### 节选
Retinaface+Arcface实现视频人脸识别

Retinaface代码参考:https://blog.csdn.net/weixin_44791964/article/details/106214657

Arcface代码参考:https://blog.csdn.net/ssunshining/article/details/109613807

更改Retinaface.py中的detect_image的返回值如下:

import cv2
import numpy as np
import colorsys
import os
import torch
import torch.nn as nn
import torch.backends.cudnn as cudnn
from PIL import Image,ImageFont, ImageDraw
from torch.autograd import Variable
from retinaface_pytorch.nets.retinaface import RetinaFace
from retinaface_pytorch.utils.config import cfg_mnet,cfg_re50
from retinaface_pytorch.utils.anchors import Anchors
from retinaface_pytorch.utils.box_utils import decode, decode_landm, non_max_suppression

def preprocess_input(image):
    image -= np.array((104, 117, 123),np.float32)
    return image

class Retinaface(object):
    _defaults = {
        "model_path": 'model_data/Retinaface_mobilenet0.25.pth',
        "confidence": 0.5,
        "backbone": "mobilenet",
        "cuda": True
    }

    @classmethod
    def get_defaults(cls, n):
        if n in cls._defaults:
            return cls._defaults[n]
        else:
            return "Unrecognized attribute name '" + n + "'"

    #---------------------------------------------------#
    #   初始化Retinaface
    #---------------------------------------------------#
    def __init__(self, **kwargs):
        self.__dict__.update(self._defaults)

### 所给资料
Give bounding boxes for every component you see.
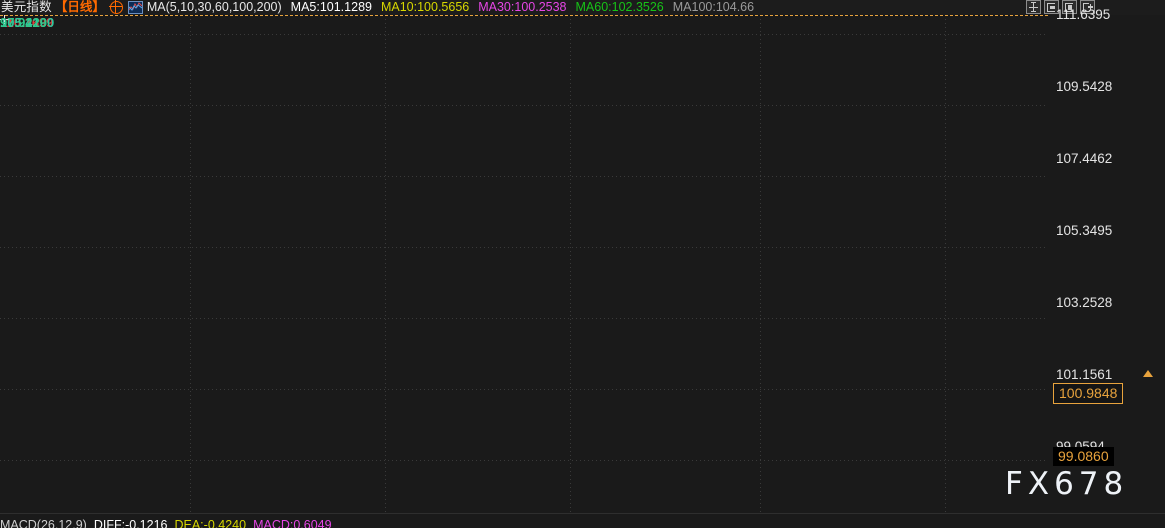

### 任务目标
把上面讲 Retinaface 加 Arcface 做视频人脸识别的那段节选续写下去，从它停下的地方接着写。

### 本题解答
        if self.backbone == "mobilenet":
            self.cfg = cfg_mnet
        else:
            self.cfg = cfg_re50
        self.generate()

    #---------------------------------------------------#
    #   获得所有的分类
    #---------------------------------------------------#
    def generate(self):
        os.environ["CUDA_VISIBLE_DEVICES"] = '0'
        self.net = RetinaFace(cfg=self.cfg, phase='eval').eval()

        # 加快模型训练的效率
        print('Loading weights into state dict...')
        
        state_dict = torch.load(self.model_path)
        self.net.load_state_dict(state_dict)
        if self.cuda:
            self.net = nn.DataParallel(self.net)
            self.net = self.net.cuda()
        print('Finished!')

    #---------------------------------------------------#
    #   检测图片
    #---------------------------------------------------#
    def detect_image(self, image):
        # 绘制人脸框
        old_image = image.copy()

        image = np.array(image,np.float32)
        im_height, im_width, _ = np.shape(image)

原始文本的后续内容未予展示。